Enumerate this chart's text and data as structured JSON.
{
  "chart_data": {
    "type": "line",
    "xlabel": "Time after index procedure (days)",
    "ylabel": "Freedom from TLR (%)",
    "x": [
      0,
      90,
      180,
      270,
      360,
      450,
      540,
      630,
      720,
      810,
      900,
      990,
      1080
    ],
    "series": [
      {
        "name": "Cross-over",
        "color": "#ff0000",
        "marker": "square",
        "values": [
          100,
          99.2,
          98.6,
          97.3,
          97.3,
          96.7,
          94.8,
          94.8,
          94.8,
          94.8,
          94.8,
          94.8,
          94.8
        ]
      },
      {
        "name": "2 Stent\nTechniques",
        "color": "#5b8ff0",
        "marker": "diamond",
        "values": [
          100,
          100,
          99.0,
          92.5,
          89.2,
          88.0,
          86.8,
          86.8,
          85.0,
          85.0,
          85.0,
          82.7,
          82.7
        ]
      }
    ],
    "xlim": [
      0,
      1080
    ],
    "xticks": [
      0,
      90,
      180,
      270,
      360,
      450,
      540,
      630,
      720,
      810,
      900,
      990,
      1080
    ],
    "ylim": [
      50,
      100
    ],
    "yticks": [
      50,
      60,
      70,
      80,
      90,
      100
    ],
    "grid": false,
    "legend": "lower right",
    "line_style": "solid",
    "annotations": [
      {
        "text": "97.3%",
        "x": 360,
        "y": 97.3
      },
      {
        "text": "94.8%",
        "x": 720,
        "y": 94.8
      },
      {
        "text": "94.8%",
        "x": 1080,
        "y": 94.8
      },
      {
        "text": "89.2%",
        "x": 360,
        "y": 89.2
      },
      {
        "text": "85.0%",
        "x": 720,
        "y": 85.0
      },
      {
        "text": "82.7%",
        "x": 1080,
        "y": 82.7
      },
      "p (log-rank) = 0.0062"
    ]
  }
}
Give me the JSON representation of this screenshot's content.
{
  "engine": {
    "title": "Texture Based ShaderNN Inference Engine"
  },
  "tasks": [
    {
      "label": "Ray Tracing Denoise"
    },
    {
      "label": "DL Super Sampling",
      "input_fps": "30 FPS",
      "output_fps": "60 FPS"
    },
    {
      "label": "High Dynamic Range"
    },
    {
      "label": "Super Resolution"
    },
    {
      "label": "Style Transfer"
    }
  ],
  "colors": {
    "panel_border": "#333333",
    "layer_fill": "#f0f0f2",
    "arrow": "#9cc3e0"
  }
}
--*--
## Problem to solve
Repeat exactly the lines above, starting with the line that contains "Give me the" and ending with the last line, both included, and nothing else.

## Exercise response
Give me the JSON representation of this screenshot's content.
{
  "engine": {
    "title": "Texture Based ShaderNN Inference Engine"
  },
  "tasks": [
    {
      "label": "Ray Tracing Denoise"
    },
    {
      "label": "DL Super Sampling",
      "input_fps": "30 FPS",
      "output_fps": "60 FPS"
    },
    {
      "label": "High Dynamic Range"
    },
    {
      "label": "Super Resolution"
    },
    {
      "label": "Style Transfer"
    }
  ],
  "colors": {
    "panel_border": "#333333",
    "layer_fill": "#f0f0f2",
    "arrow": "#9cc3e0"
  }
}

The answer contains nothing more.